#### Input data ####

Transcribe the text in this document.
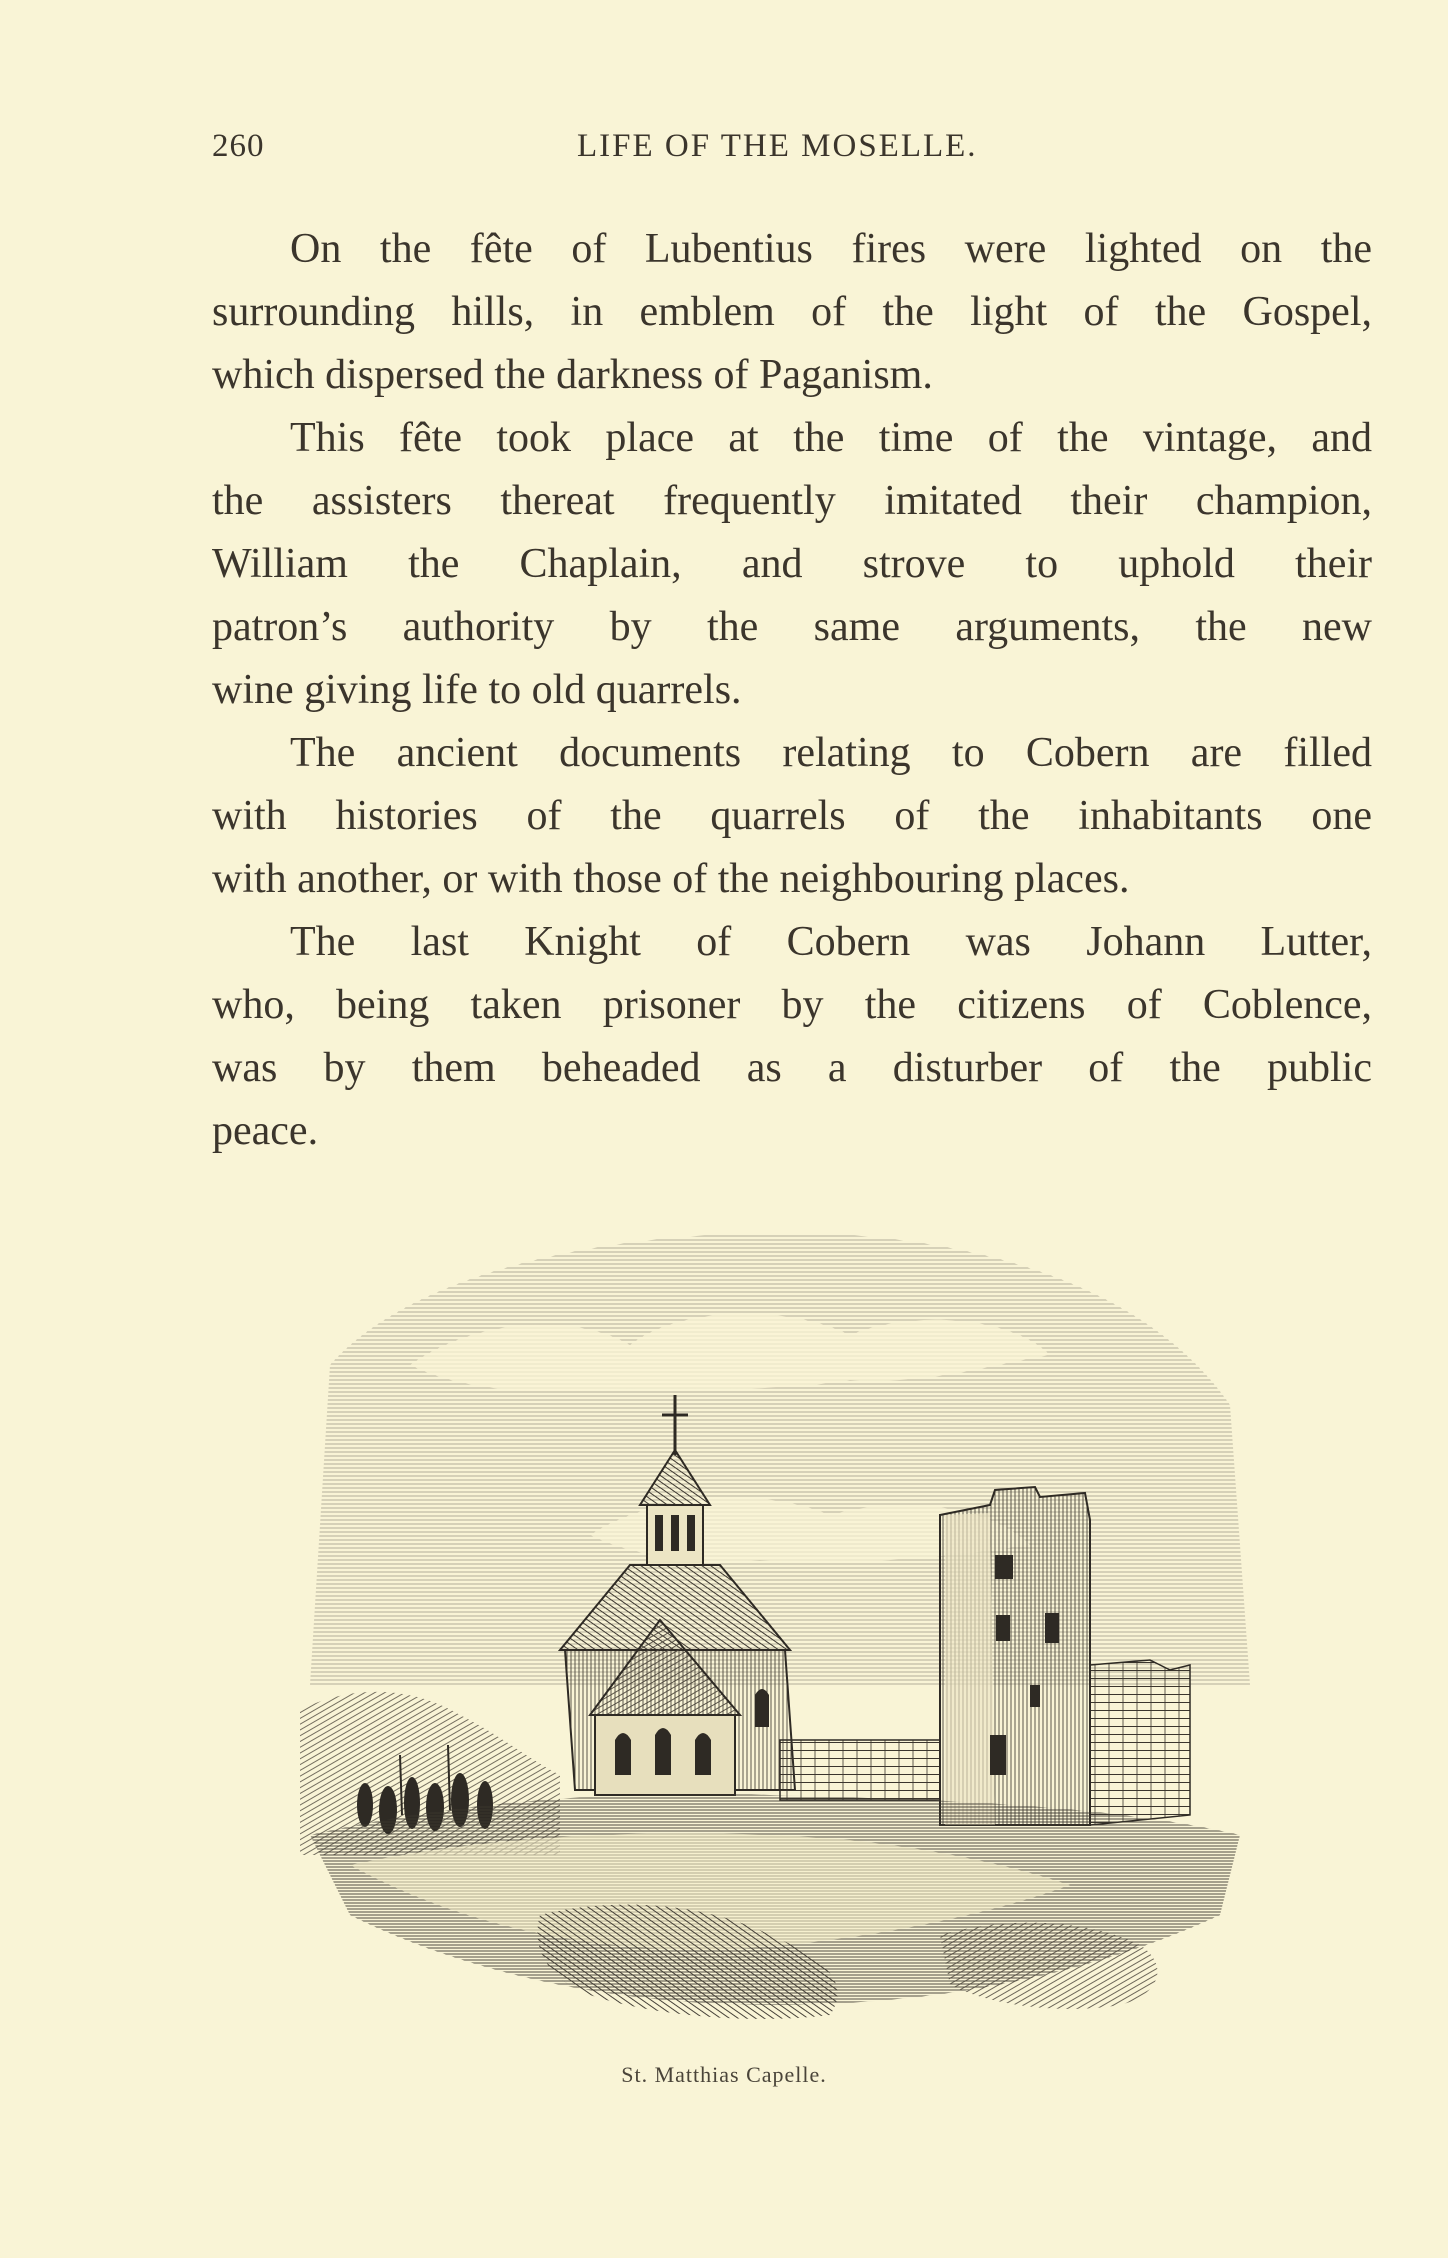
260	LIFE OF THE MOSELLE.
On the fête of Lubentius fires were lighted on the
surrounding hills, in emblem of the light of the Gospel,
which dispersed the darkness of Paganism.
This fête took place at the time of the vintage, and
the assisters thereat frequently imitated their champion,
William the Chaplain, and strove to uphold their
patron’s authority by the same arguments, the new
wine giving life to old quarrels.
The ancient documents relating to Cobern are filled
with histories of the quarrels of the inhabitants one
with another, or with those of the neighbouring places.
The last Knight of Cobern was Johann Lutter,
who, being taken prisoner by the citizens of Coblence,
was by them beheaded as a disturber of the public
peace.
St. Matthias Capelle.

####

**What to do:** The listing above must be printed again exactly, minus its pictures.

**Solution for this problem:**
Transcribe the text in this document.
260	LIFE OF THE MOSELLE.
On the fête of Lubentius fires were lighted on the
surrounding hills, in emblem of the light of the Gospel,
which dispersed the darkness of Paganism.
This fête took place at the time of the vintage, and
the assisters thereat frequently imitated their champion,
William the Chaplain, and strove to uphold their
patron’s authority by the same arguments, the new
wine giving life to old quarrels.
The ancient documents relating to Cobern are filled
with histories of the quarrels of the inhabitants one
with another, or with those of the neighbouring places.
The last Knight of Cobern was Johann Lutter,
who, being taken prisoner by the citizens of Coblence,
was by them beheaded as a disturber of the public
peace.
St. Matthias Capelle.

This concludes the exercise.